Given records:
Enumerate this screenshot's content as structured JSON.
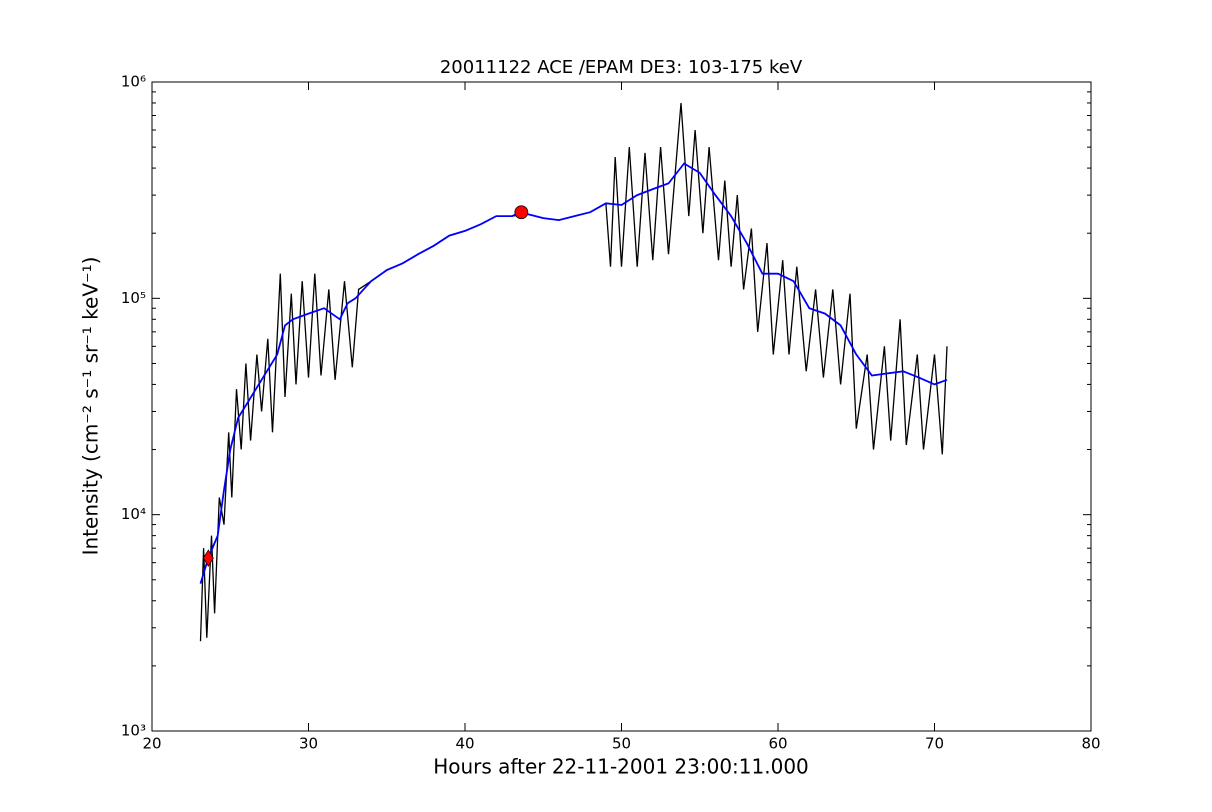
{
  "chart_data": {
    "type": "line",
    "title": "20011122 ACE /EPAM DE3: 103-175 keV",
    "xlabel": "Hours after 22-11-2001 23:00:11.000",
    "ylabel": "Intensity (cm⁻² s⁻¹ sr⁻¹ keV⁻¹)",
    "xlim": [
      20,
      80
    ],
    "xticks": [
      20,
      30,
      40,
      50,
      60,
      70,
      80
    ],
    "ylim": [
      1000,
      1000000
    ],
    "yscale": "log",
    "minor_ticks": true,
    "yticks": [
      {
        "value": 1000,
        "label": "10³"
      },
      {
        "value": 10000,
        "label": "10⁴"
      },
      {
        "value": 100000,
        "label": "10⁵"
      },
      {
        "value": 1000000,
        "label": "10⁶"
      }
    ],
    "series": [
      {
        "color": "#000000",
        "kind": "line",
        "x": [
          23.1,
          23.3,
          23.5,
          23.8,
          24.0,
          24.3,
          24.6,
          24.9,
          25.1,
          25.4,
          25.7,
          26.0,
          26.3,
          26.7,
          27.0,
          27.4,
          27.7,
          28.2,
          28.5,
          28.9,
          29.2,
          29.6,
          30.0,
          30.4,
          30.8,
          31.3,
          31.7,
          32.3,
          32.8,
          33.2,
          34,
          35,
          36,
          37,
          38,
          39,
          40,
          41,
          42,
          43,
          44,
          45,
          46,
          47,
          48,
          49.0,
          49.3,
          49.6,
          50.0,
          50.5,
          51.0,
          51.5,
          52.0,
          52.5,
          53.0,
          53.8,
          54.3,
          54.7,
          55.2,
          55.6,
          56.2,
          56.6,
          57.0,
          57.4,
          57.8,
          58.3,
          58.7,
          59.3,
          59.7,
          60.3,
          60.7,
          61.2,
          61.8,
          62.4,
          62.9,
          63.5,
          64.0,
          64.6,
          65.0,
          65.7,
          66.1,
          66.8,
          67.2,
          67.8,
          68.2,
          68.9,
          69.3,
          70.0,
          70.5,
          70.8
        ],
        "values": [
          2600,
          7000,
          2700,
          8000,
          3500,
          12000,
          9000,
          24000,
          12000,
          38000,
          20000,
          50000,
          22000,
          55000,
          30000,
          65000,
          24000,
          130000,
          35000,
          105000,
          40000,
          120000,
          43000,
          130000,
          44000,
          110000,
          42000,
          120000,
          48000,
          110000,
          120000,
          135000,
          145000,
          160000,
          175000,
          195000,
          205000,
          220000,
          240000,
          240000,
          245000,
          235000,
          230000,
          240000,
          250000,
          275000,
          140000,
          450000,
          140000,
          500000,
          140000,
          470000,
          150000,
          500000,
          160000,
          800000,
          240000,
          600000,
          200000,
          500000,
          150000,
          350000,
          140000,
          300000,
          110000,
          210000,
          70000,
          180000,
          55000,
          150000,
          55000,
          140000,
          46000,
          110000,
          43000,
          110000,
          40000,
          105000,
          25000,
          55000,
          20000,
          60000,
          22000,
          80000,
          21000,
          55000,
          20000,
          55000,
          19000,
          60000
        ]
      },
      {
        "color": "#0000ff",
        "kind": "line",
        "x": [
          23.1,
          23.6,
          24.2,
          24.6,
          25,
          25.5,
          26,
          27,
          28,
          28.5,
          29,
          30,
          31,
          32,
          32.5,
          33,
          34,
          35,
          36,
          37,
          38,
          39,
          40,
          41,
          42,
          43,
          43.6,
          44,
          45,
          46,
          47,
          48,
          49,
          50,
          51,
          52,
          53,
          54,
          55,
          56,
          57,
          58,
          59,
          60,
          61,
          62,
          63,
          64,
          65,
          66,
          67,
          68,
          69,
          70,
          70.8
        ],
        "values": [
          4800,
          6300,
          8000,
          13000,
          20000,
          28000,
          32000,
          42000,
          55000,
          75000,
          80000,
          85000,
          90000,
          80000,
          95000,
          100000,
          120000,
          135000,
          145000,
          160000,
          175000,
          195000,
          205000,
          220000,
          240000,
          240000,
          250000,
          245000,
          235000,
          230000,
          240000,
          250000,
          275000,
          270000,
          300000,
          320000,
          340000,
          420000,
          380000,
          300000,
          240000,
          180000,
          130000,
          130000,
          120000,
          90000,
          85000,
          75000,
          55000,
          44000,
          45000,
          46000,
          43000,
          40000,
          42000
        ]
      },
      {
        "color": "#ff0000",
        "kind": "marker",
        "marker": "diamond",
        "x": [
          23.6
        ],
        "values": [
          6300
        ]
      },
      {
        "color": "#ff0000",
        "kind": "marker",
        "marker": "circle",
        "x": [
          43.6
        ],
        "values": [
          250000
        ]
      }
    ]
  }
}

---

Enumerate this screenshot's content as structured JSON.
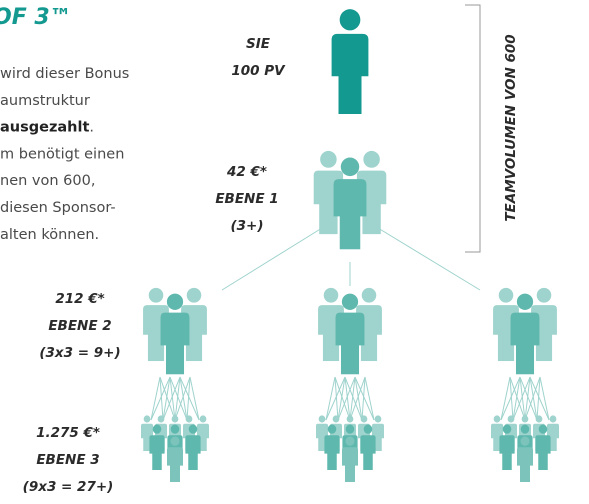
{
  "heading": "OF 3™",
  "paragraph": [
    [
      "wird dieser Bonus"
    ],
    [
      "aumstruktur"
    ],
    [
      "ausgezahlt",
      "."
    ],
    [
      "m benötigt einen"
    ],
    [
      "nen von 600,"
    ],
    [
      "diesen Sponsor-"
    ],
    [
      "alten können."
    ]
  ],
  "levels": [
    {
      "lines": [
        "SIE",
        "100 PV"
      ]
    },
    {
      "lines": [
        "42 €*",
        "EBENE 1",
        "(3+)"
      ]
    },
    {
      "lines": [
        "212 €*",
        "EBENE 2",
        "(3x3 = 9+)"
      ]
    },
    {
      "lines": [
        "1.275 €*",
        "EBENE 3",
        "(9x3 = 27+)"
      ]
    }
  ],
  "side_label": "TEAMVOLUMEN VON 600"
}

...

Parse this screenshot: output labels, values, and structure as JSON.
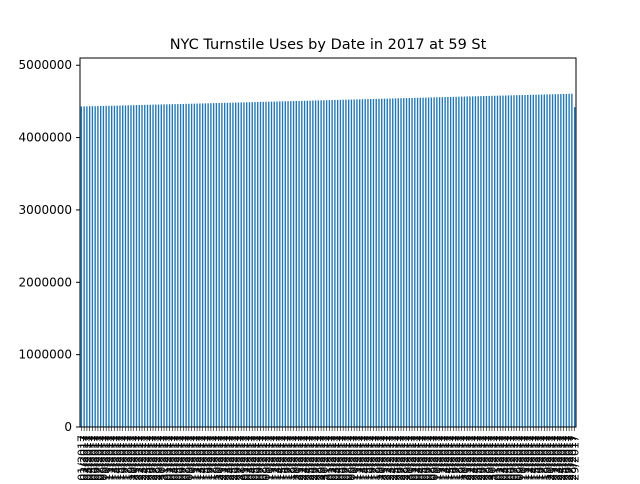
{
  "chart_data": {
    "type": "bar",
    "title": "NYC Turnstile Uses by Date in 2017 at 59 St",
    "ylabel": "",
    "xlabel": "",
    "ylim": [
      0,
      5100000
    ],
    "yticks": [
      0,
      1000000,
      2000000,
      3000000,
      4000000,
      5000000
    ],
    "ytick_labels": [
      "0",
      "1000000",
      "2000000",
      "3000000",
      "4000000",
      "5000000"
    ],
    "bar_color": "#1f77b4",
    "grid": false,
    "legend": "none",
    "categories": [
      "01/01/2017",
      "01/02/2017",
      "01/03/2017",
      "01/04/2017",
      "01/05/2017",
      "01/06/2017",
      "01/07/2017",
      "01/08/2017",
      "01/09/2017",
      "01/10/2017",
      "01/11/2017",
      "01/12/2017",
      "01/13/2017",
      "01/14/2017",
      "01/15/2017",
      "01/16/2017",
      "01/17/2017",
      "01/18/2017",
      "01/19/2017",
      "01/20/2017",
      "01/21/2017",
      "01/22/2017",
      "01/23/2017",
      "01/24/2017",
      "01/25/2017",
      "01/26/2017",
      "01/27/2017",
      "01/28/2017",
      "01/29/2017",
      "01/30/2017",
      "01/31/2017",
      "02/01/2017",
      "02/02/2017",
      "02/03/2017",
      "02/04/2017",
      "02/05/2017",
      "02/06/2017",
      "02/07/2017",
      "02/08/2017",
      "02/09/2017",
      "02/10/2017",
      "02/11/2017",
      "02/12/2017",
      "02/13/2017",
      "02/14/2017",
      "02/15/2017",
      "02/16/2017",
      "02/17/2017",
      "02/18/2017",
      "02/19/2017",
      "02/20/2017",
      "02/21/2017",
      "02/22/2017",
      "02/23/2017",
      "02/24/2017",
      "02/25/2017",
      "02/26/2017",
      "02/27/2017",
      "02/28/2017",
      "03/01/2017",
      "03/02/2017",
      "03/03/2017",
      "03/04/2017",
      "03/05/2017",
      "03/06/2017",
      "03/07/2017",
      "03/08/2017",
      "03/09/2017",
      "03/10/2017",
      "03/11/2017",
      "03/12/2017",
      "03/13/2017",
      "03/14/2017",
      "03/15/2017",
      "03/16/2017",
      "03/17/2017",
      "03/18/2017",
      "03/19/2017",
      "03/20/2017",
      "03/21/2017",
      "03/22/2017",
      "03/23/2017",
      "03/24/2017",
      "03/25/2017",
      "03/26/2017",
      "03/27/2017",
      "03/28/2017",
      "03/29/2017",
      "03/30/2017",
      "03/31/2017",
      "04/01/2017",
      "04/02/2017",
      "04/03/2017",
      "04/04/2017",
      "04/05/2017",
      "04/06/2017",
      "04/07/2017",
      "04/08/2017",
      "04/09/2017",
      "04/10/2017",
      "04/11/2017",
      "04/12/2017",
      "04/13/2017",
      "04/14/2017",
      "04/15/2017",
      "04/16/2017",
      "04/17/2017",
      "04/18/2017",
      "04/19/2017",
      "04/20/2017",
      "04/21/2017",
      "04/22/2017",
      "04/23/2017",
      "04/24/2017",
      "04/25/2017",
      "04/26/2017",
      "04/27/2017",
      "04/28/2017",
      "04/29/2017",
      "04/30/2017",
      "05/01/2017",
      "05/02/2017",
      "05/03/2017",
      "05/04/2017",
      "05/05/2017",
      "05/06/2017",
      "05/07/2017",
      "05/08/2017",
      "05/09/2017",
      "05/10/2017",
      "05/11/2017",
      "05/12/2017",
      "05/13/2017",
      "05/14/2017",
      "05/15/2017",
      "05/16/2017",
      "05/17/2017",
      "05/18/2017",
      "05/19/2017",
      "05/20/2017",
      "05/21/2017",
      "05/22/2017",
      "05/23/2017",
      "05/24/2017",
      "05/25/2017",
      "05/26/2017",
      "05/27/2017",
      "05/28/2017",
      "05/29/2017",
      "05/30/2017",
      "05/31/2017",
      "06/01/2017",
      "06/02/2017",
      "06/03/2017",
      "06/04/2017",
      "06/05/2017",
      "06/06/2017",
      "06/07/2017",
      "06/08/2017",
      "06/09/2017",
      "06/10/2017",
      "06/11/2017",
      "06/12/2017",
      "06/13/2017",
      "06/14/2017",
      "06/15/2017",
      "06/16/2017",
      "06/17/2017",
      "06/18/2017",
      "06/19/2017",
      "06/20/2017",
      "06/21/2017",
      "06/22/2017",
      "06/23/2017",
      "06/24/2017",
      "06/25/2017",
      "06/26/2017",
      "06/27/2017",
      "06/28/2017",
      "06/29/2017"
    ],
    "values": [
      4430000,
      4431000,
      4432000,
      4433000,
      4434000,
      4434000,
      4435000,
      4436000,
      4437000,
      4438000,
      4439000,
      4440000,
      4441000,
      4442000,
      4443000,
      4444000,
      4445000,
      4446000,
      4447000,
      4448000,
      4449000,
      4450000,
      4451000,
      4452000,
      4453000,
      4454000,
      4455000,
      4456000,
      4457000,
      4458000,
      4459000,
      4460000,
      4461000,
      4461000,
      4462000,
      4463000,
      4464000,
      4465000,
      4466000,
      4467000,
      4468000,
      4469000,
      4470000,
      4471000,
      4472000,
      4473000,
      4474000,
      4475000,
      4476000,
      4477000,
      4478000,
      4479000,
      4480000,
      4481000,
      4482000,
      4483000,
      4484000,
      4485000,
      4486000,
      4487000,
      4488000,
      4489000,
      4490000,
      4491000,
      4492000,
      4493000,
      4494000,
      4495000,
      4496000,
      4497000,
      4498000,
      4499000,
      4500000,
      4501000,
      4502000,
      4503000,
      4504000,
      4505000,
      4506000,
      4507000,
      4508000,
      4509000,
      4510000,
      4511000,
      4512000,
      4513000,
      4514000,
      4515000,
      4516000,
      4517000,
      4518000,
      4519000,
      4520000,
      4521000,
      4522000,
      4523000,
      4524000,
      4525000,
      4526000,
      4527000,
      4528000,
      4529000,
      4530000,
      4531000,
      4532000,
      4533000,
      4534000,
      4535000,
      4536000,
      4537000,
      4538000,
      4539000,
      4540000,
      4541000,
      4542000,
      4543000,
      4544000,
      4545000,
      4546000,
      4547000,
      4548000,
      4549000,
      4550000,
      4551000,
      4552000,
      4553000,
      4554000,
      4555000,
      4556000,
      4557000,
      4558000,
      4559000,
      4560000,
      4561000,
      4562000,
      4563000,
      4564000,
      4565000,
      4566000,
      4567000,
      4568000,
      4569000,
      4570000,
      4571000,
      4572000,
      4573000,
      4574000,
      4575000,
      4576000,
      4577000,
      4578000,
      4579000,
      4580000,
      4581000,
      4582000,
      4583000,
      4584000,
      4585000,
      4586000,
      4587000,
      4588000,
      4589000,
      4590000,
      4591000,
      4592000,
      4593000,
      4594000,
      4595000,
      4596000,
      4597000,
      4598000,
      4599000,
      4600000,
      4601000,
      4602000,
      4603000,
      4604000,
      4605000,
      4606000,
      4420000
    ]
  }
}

Job: Pick out every line of the listing containing the word "title", and show those lines.

The response:
    "title": "20011122 ACE /EPAM DE3: 103-175 keV",
    "title": "NYC Turnstile Uses by Date in 2017 at 59 St",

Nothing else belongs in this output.